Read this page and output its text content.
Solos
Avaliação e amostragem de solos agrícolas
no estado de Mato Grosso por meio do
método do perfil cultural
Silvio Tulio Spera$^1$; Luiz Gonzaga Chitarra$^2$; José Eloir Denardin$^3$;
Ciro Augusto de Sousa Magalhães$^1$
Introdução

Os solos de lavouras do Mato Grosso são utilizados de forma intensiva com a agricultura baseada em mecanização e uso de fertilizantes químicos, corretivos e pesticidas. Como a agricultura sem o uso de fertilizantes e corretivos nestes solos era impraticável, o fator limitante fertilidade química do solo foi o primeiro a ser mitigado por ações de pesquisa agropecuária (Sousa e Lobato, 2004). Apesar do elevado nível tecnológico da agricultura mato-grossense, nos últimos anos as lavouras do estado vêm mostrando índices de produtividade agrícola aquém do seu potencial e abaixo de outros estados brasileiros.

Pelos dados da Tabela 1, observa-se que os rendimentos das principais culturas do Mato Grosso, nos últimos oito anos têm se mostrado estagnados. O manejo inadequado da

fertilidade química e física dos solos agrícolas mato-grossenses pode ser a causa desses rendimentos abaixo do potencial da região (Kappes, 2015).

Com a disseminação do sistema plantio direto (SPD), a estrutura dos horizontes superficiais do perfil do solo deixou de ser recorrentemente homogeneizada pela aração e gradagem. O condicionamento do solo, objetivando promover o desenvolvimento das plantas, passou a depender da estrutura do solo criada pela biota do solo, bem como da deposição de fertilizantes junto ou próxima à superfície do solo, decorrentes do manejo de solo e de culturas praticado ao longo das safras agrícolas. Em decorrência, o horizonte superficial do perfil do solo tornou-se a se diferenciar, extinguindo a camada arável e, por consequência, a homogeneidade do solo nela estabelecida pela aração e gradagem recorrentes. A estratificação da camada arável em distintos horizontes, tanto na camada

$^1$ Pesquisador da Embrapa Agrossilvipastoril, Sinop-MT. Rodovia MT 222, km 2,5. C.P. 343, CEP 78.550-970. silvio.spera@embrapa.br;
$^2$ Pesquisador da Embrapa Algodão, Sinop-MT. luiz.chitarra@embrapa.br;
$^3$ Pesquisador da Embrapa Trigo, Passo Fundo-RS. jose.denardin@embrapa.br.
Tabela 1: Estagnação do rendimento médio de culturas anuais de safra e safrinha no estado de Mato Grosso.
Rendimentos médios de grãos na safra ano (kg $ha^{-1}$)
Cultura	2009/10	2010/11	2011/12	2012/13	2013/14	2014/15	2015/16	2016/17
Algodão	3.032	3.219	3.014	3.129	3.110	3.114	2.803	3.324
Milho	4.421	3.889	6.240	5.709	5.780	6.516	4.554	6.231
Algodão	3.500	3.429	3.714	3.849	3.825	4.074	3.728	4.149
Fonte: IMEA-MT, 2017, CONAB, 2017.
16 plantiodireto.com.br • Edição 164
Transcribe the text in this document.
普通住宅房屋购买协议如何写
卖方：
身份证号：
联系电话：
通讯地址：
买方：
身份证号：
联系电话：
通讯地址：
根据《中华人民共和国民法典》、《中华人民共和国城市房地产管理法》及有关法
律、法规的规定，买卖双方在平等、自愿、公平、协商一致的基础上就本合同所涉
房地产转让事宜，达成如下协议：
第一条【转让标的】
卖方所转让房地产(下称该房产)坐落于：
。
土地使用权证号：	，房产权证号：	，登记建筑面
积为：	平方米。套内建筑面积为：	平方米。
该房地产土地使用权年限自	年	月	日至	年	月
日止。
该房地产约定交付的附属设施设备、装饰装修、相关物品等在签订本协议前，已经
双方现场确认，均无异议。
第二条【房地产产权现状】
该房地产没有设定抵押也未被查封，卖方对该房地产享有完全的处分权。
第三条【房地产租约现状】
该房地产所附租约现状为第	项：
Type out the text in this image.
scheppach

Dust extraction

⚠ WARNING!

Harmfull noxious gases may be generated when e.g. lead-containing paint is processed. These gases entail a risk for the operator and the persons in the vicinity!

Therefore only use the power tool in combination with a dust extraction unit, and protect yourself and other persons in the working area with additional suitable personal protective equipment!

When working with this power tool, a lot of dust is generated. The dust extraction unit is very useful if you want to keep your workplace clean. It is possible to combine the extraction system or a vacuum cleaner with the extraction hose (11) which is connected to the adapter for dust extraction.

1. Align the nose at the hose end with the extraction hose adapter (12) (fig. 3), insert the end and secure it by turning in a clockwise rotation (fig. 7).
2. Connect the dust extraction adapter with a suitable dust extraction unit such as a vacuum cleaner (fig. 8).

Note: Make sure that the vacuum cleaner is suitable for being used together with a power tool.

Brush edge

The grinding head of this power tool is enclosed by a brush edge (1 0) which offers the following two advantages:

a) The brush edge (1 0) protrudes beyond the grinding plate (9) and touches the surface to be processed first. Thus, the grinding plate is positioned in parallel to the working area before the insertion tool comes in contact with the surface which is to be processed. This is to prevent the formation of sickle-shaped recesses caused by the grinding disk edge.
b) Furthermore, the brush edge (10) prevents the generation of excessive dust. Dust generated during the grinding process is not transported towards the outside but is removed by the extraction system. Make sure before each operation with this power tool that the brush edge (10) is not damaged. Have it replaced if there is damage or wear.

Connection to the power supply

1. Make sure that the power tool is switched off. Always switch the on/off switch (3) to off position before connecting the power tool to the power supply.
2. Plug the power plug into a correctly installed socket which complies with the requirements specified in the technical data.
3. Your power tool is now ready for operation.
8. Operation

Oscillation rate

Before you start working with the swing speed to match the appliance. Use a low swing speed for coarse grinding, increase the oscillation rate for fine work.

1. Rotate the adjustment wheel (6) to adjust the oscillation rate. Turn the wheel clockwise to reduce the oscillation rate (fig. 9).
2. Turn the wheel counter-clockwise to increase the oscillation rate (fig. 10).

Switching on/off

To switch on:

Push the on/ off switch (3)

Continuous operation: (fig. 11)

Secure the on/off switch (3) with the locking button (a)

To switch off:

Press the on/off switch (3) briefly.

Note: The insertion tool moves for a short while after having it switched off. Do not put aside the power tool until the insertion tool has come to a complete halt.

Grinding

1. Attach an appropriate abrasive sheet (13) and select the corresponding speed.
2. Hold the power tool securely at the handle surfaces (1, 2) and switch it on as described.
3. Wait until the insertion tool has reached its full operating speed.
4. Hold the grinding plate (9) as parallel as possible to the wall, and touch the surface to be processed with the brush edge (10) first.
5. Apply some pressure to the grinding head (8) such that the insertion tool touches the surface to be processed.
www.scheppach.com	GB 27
------------------------------
Task: Extract the complete listing above, reproducing each line exactly.

Result of this exercise:
Read this page and output its text content.
Solos
Avaliação e amostragem de solos agrícolas
no estado de Mato Grosso por meio do
método do perfil cultural
Silvio Tulio Spera$^1$; Luiz Gonzaga Chitarra$^2$; José Eloir Denardin$^3$;
Ciro Augusto de Sousa Magalhães$^1$
Introdução

Os solos de lavouras do Mato Grosso são utilizados de forma intensiva com a agricultura baseada em mecanização e uso de fertilizantes químicos, corretivos e pesticidas. Como a agricultura sem o uso de fertilizantes e corretivos nestes solos era impraticável, o fator limitante fertilidade química do solo foi o primeiro a ser mitigado por ações de pesquisa agropecuária (Sousa e Lobato, 2004). Apesar do elevado nível tecnológico da agricultura mato-grossense, nos últimos anos as lavouras do estado vêm mostrando índices de produtividade agrícola aquém do seu potencial e abaixo de outros estados brasileiros.

Pelos dados da Tabela 1, observa-se que os rendimentos das principais culturas do Mato Grosso, nos últimos oito anos têm se mostrado estagnados. O manejo inadequado da

fertilidade química e física dos solos agrícolas mato-grossenses pode ser a causa desses rendimentos abaixo do potencial da região (Kappes, 2015).

Com a disseminação do sistema plantio direto (SPD), a estrutura dos horizontes superficiais do perfil do solo deixou de ser recorrentemente homogeneizada pela aração e gradagem. O condicionamento do solo, objetivando promover o desenvolvimento das plantas, passou a depender da estrutura do solo criada pela biota do solo, bem como da deposição de fertilizantes junto ou próxima à superfície do solo, decorrentes do manejo de solo e de culturas praticado ao longo das safras agrícolas. Em decorrência, o horizonte superficial do perfil do solo tornou-se a se diferenciar, extinguindo a camada arável e, por consequência, a homogeneidade do solo nela estabelecida pela aração e gradagem recorrentes. A estratificação da camada arável em distintos horizontes, tanto na camada

$^1$ Pesquisador da Embrapa Agrossilvipastoril, Sinop-MT. Rodovia MT 222, km 2,5. C.P. 343, CEP 78.550-970. silvio.spera@embrapa.br;
$^2$ Pesquisador da Embrapa Algodão, Sinop-MT. luiz.chitarra@embrapa.br;
$^3$ Pesquisador da Embrapa Trigo, Passo Fundo-RS. jose.denardin@embrapa.br.
Tabela 1: Estagnação do rendimento médio de culturas anuais de safra e safrinha no estado de Mato Grosso.
Rendimentos médios de grãos na safra ano (kg $ha^{-1}$)
Cultura	2009/10	2010/11	2011/12	2012/13	2013/14	2014/15	2015/16	2016/17
Algodão	3.032	3.219	3.014	3.129	3.110	3.114	2.803	3.324
Milho	4.421	3.889	6.240	5.709	5.780	6.516	4.554	6.231
Algodão	3.500	3.429	3.714	3.849	3.825	4.074	3.728	4.149
Fonte: IMEA-MT, 2017, CONAB, 2017.
16 plantiodireto.com.br • Edição 164
Transcribe the text in this document.
普通住宅房屋购买协议如何写
卖方：
身份证号：
联系电话：
通讯地址：
买方：
身份证号：
联系电话：
通讯地址：
根据《中华人民共和国民法典》、《中华人民共和国城市房地产管理法》及有关法
律、法规的规定，买卖双方在平等、自愿、公平、协商一致的基础上就本合同所涉
房地产转让事宜，达成如下协议：
第一条【转让标的】
卖方所转让房地产(下称该房产)坐落于：
。
土地使用权证号：	，房产权证号：	，登记建筑面
积为：	平方米。套内建筑面积为：	平方米。
该房地产土地使用权年限自	年	月	日至	年	月
日止。
该房地产约定交付的附属设施设备、装饰装修、相关物品等在签订本协议前，已经
双方现场确认，均无异议。
第二条【房地产产权现状】
该房地产没有设定抵押也未被查封，卖方对该房地产享有完全的处分权。
第三条【房地产租约现状】
该房地产所附租约现状为第	项：
Type out the text in this image.
scheppach

Dust extraction

⚠ WARNING!

Harmfull noxious gases may be generated when e.g. lead-containing paint is processed. These gases entail a risk for the operator and the persons in the vicinity!

Therefore only use the power tool in combination with a dust extraction unit, and protect yourself and other persons in the working area with additional suitable personal protective equipment!

When working with this power tool, a lot of dust is generated. The dust extraction unit is very useful if you want to keep your workplace clean. It is possible to combine the extraction system or a vacuum cleaner with the extraction hose (11) which is connected to the adapter for dust extraction.

1. Align the nose at the hose end with the extraction hose adapter (12) (fig. 3), insert the end and secure it by turning in a clockwise rotation (fig. 7).
2. Connect the dust extraction adapter with a suitable dust extraction unit such as a vacuum cleaner (fig. 8).

Note: Make sure that the vacuum cleaner is suitable for being used together with a power tool.

Brush edge

The grinding head of this power tool is enclosed by a brush edge (1 0) which offers the following two advantages:

a) The brush edge (1 0) protrudes beyond the grinding plate (9) and touches the surface to be processed first. Thus, the grinding plate is positioned in parallel to the working area before the insertion tool comes in contact with the surface which is to be processed. This is to prevent the formation of sickle-shaped recesses caused by the grinding disk edge.
b) Furthermore, the brush edge (10) prevents the generation of excessive dust. Dust generated during the grinding process is not transported towards the outside but is removed by the extraction system. Make sure before each operation with this power tool that the brush edge (10) is not damaged. Have it replaced if there is damage or wear.

Connection to the power supply

1. Make sure that the power tool is switched off. Always switch the on/off switch (3) to off position before connecting the power tool to the power supply.
2. Plug the power plug into a correctly installed socket which complies with the requirements specified in the technical data.
3. Your power tool is now ready for operation.
8. Operation

Oscillation rate

Before you start working with the swing speed to match the appliance. Use a low swing speed for coarse grinding, increase the oscillation rate for fine work.

1. Rotate the adjustment wheel (6) to adjust the oscillation rate. Turn the wheel clockwise to reduce the oscillation rate (fig. 9).
2. Turn the wheel counter-clockwise to increase the oscillation rate (fig. 10).

Switching on/off

To switch on:

Push the on/ off switch (3)

Continuous operation: (fig. 11)

Secure the on/off switch (3) with the locking button (a)

To switch off:

Press the on/off switch (3) briefly.

Note: The insertion tool moves for a short while after having it switched off. Do not put aside the power tool until the insertion tool has come to a complete halt.

Grinding

1. Attach an appropriate abrasive sheet (13) and select the corresponding speed.
2. Hold the power tool securely at the handle surfaces (1, 2) and switch it on as described.
3. Wait until the insertion tool has reached its full operating speed.
4. Hold the grinding plate (9) as parallel as possible to the wall, and touch the surface to be processed with the brush edge (10) first.
5. Apply some pressure to the grinding head (8) such that the insertion tool touches the surface to be processed.
www.scheppach.com	GB 27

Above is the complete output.